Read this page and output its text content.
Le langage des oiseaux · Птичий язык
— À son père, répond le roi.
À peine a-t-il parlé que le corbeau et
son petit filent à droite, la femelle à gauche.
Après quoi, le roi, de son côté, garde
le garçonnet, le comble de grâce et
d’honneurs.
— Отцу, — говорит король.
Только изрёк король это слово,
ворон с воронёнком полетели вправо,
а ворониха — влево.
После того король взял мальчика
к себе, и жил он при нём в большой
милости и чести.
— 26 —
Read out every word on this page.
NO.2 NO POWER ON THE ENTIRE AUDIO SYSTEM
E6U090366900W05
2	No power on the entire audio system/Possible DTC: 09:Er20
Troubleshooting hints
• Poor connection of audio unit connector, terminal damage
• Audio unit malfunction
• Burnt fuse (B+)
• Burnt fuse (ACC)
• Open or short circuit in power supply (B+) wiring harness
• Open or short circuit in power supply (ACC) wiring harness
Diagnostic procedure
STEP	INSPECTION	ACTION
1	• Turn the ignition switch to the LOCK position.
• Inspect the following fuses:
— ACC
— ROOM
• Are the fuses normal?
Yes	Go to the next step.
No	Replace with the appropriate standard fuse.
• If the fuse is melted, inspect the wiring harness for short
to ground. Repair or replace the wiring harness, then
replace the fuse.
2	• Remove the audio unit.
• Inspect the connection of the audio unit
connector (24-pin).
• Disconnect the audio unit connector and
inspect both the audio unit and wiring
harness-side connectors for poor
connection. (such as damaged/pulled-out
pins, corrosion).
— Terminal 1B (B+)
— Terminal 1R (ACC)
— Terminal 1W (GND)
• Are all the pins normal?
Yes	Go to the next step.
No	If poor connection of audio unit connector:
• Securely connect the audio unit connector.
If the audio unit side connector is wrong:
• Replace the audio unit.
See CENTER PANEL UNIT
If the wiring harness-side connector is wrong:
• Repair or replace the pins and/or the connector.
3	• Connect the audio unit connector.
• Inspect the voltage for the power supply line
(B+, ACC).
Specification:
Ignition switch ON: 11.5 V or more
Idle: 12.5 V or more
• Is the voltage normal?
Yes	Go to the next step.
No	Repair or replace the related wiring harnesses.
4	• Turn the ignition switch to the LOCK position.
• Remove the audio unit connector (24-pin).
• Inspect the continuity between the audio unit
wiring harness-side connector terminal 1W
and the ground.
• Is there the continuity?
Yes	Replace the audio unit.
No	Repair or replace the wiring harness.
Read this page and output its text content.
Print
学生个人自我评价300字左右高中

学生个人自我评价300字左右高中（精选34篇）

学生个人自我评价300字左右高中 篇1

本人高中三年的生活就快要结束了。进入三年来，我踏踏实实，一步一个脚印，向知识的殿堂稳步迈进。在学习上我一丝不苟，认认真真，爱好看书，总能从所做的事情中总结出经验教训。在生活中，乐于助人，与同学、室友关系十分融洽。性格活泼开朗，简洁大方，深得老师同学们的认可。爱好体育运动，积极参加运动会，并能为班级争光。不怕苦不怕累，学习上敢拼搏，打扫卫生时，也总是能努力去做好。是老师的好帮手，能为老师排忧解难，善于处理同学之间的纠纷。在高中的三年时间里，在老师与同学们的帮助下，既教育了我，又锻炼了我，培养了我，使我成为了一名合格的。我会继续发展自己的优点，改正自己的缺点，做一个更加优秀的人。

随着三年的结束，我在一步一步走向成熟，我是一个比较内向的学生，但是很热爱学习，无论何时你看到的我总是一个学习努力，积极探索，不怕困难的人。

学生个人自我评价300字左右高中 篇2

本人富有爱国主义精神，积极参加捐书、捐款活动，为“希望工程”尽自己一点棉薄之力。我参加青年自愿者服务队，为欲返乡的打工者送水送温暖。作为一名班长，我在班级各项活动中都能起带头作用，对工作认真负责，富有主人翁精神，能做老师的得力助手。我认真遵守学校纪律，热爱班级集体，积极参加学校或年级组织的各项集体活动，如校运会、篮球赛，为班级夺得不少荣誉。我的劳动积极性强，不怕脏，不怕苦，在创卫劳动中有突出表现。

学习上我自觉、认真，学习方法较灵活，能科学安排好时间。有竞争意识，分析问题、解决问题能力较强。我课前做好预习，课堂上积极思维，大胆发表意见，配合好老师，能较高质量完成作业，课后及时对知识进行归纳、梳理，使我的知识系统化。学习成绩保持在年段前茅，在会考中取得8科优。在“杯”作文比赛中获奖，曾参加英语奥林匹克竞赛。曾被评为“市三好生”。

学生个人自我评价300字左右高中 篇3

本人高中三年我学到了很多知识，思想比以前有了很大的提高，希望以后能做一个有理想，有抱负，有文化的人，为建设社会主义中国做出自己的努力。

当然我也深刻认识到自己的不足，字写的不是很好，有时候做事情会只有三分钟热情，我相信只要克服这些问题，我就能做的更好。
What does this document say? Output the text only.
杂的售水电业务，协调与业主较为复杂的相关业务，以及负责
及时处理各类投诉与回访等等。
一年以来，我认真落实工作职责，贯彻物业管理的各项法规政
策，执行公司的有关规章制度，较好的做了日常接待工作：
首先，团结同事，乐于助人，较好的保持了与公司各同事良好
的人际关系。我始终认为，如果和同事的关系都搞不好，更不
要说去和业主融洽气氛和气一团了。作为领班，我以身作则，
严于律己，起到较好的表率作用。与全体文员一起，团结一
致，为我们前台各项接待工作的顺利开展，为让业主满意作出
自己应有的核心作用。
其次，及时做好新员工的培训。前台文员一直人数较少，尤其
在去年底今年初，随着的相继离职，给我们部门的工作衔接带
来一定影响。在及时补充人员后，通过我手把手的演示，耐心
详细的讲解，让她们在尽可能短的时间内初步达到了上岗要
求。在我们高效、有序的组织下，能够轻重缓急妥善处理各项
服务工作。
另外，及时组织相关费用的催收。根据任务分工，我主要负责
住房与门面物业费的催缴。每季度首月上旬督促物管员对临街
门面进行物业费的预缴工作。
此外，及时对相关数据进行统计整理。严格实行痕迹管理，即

▸ **Directive**
Extract exactly the lines between the line containing "What does this" and the end of the data, including both.

▸ **Final result**
What does this document say? Output the text only.
杂的售水电业务，协调与业主较为复杂的相关业务，以及负责
及时处理各类投诉与回访等等。
一年以来，我认真落实工作职责，贯彻物业管理的各项法规政
策，执行公司的有关规章制度，较好的做了日常接待工作：
首先，团结同事，乐于助人，较好的保持了与公司各同事良好
的人际关系。我始终认为，如果和同事的关系都搞不好，更不
要说去和业主融洽气氛和气一团了。作为领班，我以身作则，
严于律己，起到较好的表率作用。与全体文员一起，团结一
致，为我们前台各项接待工作的顺利开展，为让业主满意作出
自己应有的核心作用。
其次，及时做好新员工的培训。前台文员一直人数较少，尤其
在去年底今年初，随着的相继离职，给我们部门的工作衔接带
来一定影响。在及时补充人员后，通过我手把手的演示，耐心
详细的讲解，让她们在尽可能短的时间内初步达到了上岗要
求。在我们高效、有序的组织下，能够轻重缓急妥善处理各项
服务工作。
另外，及时组织相关费用的催收。根据任务分工，我主要负责
住房与门面物业费的催缴。每季度首月上旬督促物管员对临街
门面进行物业费的预缴工作。
此外，及时对相关数据进行统计整理。严格实行痕迹管理，即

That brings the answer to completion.